== Text zur Analyse ==
· · · · · · ·

Die Anlagegegenstände, aus denen sich das Anlagevermögen bildet, werden in materielle Güter oder Sachanlagen und immaterielle Güter eingeteilt:

  • Zu den Sachanlagen gehören Bauten inklusive Straßen, Ausrüstungen sowie Nutztiere und Nutzpflanzungen.
  • Immaterielle Anlagegüter sind insbesondere Computerprogramme und große Datenbanken, Urheberrechte und die Summe der Ausgaben für Suchbohrungen.

· · · · · · ·

== Aufgaben ==
a - Geben Sie den Text zum Anlagevermögen von „Die Anlagegegenstände, aus“ bis einschließlich „Nutztiere und Nutzpflanzungen.“ wortgetreu aus.
b - Prüfen Sie anhand des Textes zum Anlagevermögen, ob diese Aussagen zutreffen: (i) Nutztiere zählen zu den Sachanlagen. (ii) Computerprogramme gehören zu den Sachanlagen. (iii) Straßen werden zu den Bauten gerechnet. Antworten Sie jeweils mit Ja oder Nein und zitieren Sie die entscheidenden Wörter.
c - Stellen Sie den Abschnitt des Textes zum Anlagevermögen, der mit „Immaterielle Anlagegüter sind insbesondere“ beginnt, als Liste dar.
Für die Bearbeitung wird die Auflistung nicht benötigt.

· · · · · · ·

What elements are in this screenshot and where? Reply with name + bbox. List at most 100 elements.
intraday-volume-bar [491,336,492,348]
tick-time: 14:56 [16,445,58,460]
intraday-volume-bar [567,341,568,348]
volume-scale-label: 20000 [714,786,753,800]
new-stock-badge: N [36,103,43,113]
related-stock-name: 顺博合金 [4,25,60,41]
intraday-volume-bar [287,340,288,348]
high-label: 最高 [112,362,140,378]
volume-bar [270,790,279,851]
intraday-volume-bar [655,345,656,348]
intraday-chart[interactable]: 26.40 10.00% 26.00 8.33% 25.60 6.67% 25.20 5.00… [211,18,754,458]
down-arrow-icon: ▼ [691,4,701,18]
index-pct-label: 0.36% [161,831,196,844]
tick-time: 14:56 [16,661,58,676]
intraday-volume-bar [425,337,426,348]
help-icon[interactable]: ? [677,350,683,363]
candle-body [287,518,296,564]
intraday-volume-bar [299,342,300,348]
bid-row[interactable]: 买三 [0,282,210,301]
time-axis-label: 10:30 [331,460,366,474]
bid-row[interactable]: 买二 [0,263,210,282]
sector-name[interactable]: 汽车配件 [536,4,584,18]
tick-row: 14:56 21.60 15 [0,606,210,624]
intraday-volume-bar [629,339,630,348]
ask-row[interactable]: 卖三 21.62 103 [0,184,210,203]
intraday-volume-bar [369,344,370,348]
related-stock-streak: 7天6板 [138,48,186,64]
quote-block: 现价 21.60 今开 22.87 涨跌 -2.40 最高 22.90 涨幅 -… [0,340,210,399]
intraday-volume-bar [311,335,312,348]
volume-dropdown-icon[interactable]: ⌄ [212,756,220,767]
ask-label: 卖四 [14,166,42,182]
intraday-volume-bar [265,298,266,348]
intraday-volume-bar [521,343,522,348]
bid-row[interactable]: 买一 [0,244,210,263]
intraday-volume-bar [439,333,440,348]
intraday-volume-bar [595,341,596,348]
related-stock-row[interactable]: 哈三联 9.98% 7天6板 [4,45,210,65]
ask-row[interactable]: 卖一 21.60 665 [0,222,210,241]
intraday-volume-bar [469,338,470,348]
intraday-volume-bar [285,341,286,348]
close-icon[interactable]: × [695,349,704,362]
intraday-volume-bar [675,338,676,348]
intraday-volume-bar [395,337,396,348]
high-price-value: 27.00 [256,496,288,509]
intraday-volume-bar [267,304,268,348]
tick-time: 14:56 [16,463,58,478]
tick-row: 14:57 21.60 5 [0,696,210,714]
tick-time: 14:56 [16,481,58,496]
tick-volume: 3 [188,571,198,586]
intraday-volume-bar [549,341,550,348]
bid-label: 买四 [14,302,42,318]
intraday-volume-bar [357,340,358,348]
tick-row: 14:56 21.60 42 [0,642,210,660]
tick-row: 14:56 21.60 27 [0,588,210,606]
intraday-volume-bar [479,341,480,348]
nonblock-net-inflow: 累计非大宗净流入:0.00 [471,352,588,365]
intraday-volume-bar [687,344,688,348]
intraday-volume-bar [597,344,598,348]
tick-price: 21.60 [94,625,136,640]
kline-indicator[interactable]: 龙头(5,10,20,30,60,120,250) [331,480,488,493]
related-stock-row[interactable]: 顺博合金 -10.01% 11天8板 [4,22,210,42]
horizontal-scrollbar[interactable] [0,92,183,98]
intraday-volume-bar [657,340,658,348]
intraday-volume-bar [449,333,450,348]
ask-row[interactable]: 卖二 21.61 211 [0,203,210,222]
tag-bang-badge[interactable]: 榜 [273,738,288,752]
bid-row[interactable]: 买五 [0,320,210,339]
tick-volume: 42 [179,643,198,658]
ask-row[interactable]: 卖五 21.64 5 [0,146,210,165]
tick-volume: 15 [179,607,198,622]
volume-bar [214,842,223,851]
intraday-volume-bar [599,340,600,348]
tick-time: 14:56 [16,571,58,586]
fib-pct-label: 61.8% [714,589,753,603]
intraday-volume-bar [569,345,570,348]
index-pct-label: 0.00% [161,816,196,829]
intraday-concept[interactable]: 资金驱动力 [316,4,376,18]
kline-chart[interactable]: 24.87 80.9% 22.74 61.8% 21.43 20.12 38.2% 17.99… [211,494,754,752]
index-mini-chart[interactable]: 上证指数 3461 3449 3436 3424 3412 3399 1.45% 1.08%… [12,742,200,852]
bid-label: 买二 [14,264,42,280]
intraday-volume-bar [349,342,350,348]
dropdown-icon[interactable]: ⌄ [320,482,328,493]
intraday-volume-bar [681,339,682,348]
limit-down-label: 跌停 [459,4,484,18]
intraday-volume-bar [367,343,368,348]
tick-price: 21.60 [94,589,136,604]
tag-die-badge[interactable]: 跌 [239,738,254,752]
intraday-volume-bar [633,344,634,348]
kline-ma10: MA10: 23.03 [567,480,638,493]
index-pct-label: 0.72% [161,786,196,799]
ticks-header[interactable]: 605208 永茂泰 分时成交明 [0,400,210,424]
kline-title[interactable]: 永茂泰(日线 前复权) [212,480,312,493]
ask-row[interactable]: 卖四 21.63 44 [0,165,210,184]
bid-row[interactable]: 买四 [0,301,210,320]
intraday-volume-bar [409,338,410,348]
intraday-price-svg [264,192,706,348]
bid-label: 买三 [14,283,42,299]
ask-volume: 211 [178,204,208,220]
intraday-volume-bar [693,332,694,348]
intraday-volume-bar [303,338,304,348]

· · · · · · ·

== Erwartete Ergebnisse ==
a -
Die Anlagegegenstände, aus denen sich das Anlagevermögen bildet, werden in materielle Güter oder Sachanlagen und immaterielle Güter eingeteilt:

  • Zu den Sachanlagen gehören Bauten inklusive Straßen, Ausrüstungen sowie Nutztiere und Nutzpflanzungen.

b -
(i) Ja: „Zu den Sachanlagen gehören Bauten inklusive Straßen, Ausrüstungen sowie Nutztiere und Nutzpflanzungen.“
(ii) Nein: „Immaterielle Anlagegüter sind insbesondere Computerprogramme“
(iii) Ja: „Bauten inklusive Straßen“

c -
Immaterielle Anlagegüter sind insbesondere:
- Computerprogramme
- große Datenbanken
- Urheberrechte
- die Summe der Ausgaben für Suchbohrungen